In the data, extract each line that holds the string "title".

------------------------------------------------------------

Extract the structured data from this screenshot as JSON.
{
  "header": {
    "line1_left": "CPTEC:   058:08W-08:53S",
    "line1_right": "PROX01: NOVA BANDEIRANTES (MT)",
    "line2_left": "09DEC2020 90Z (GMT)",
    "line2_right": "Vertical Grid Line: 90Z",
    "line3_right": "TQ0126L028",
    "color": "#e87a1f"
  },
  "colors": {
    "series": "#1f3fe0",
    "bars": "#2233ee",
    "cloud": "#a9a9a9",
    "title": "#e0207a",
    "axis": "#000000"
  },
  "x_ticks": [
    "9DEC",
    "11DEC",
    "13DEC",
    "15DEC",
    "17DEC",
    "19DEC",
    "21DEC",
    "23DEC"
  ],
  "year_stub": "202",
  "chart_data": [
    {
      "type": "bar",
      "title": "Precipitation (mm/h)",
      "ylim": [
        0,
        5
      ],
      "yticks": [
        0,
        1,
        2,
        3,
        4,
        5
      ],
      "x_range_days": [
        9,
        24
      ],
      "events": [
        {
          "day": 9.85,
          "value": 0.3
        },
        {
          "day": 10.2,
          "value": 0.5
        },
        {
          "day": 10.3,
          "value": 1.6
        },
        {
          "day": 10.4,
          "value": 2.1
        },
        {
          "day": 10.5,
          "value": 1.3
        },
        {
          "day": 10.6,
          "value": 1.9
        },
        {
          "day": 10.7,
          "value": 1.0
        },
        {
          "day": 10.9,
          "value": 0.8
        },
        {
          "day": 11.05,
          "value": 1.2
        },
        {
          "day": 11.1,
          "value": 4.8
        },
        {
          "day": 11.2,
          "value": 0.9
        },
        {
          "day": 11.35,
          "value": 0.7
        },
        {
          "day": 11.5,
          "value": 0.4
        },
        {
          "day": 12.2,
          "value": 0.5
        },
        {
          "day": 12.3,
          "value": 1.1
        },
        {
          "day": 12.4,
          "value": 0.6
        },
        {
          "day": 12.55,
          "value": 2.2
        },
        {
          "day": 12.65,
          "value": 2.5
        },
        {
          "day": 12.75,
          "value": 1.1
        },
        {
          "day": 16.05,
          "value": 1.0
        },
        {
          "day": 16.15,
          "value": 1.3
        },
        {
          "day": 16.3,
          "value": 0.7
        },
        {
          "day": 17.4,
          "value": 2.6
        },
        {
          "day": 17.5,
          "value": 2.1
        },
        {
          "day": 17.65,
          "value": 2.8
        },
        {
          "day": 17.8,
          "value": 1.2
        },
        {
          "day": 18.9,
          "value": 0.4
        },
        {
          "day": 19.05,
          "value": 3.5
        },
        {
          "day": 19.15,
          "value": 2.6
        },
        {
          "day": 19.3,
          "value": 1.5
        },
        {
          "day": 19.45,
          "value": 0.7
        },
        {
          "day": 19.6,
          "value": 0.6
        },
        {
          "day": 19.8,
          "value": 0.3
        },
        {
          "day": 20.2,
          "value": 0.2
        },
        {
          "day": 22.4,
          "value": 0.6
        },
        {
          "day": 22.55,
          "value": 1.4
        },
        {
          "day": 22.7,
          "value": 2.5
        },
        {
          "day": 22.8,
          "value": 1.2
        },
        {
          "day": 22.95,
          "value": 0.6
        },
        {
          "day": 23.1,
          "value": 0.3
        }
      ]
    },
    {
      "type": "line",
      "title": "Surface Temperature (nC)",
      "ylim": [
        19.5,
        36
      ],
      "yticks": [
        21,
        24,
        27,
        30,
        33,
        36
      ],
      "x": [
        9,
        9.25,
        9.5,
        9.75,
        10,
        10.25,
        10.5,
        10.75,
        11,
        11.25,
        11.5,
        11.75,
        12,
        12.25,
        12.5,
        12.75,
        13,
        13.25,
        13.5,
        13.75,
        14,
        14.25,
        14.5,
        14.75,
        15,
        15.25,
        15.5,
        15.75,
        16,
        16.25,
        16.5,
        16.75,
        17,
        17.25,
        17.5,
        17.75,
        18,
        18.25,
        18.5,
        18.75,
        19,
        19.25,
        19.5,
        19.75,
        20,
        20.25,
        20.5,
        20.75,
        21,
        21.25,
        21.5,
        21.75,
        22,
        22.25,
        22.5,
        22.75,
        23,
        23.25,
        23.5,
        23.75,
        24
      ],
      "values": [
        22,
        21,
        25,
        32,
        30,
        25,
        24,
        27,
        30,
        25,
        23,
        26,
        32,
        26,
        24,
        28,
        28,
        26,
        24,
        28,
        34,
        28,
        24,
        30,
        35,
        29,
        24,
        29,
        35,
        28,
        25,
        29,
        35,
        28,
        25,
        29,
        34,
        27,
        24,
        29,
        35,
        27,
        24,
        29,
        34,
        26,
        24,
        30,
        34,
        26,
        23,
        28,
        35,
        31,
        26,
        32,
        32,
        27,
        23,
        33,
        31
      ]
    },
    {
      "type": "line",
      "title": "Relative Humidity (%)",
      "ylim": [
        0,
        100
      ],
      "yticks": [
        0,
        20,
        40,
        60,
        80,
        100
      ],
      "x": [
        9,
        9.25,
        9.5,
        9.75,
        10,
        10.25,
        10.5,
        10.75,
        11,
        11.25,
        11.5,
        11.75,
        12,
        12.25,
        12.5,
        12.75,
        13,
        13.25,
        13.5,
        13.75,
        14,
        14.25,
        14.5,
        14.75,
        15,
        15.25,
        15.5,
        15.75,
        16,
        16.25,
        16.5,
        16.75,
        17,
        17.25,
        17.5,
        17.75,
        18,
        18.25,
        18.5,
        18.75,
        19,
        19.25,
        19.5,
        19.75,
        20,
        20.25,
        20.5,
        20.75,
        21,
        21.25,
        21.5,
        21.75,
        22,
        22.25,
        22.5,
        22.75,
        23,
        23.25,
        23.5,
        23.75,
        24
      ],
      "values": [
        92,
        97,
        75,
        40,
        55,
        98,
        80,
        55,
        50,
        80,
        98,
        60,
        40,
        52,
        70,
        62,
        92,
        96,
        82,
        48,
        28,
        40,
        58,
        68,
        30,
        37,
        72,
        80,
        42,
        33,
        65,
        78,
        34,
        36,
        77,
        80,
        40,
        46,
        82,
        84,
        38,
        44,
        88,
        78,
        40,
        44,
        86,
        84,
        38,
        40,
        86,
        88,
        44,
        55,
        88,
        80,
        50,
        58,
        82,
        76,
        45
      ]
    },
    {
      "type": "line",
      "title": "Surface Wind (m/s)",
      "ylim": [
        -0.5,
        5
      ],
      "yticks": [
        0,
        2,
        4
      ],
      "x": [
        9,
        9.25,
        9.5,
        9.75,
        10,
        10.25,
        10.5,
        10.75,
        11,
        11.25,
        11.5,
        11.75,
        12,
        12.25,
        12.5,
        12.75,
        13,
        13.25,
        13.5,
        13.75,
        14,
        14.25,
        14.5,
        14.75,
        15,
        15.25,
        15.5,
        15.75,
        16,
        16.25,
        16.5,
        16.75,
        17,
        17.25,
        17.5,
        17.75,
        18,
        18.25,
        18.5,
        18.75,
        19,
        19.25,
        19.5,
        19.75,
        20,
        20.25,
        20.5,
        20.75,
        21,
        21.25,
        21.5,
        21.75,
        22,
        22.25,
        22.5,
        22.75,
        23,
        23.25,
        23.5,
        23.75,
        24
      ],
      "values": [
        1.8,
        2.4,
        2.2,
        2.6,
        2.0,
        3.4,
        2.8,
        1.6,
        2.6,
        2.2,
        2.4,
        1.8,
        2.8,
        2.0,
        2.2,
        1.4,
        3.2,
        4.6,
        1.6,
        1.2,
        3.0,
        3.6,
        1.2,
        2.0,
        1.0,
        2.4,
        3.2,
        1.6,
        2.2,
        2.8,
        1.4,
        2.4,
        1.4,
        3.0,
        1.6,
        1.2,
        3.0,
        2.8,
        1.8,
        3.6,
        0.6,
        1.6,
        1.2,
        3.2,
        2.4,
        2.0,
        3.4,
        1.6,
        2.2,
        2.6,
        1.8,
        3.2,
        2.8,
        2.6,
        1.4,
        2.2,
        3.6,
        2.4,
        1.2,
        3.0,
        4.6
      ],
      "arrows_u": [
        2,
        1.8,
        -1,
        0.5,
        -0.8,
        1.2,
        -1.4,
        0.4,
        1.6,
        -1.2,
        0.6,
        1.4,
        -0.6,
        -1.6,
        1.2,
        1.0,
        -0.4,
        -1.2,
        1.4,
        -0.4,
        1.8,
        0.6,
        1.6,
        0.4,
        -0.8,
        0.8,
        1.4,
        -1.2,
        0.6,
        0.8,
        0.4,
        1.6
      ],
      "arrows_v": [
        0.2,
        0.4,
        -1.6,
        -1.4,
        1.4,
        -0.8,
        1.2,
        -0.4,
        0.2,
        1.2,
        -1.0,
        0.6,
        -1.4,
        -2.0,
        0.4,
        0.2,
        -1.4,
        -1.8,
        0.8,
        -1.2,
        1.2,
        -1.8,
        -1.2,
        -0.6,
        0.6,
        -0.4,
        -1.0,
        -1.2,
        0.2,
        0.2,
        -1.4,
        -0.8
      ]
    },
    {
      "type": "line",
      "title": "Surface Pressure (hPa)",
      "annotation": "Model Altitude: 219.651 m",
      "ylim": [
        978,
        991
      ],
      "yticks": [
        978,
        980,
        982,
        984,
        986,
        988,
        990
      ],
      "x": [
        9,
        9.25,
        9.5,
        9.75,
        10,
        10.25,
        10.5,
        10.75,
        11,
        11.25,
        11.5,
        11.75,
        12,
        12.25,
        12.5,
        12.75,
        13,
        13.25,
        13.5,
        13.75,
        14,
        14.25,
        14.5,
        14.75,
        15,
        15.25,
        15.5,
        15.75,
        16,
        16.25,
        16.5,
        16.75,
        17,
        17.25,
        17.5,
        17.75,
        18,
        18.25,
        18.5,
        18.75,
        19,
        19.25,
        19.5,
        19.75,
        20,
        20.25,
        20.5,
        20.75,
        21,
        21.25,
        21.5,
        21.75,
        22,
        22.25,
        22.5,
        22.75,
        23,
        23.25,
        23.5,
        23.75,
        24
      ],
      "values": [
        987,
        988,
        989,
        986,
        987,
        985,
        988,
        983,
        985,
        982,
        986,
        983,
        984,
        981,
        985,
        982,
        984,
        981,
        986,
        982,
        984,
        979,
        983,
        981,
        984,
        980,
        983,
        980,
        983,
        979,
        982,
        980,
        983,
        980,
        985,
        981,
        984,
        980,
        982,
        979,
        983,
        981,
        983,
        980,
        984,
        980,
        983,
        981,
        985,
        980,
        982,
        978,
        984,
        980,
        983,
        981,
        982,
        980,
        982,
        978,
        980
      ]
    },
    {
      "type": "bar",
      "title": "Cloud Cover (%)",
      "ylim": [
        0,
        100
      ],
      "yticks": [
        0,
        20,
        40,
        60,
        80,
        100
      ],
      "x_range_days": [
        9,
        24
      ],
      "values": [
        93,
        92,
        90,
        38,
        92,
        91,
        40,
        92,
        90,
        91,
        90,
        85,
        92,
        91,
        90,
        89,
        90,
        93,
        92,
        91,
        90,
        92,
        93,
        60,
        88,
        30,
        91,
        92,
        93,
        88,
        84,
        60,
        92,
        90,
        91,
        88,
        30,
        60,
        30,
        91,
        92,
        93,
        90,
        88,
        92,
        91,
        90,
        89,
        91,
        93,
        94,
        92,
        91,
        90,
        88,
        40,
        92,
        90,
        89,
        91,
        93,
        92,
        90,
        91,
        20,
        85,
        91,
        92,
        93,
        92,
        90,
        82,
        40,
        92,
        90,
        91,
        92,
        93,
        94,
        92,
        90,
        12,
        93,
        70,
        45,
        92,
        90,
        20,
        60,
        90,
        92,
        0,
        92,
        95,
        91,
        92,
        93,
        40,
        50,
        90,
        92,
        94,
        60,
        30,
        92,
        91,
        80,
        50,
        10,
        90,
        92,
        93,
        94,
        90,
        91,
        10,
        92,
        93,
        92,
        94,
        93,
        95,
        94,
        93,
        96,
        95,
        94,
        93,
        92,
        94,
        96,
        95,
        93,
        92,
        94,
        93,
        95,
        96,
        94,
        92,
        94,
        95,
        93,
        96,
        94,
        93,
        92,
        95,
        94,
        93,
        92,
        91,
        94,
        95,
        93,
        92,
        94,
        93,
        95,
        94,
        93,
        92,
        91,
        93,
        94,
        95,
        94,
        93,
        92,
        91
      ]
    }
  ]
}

------------------------------------------------------------

| Response |
    "title": "#e0207a",
      "title": "Precipitation (mm/h)",
      "title": "Surface Temperature (nC)",
      "title": "Relative Humidity (%)",
      "title": "Surface Wind (m/s)",
      "title": "Surface Pressure (hPa)",
      "title": "Cloud Cover (%)",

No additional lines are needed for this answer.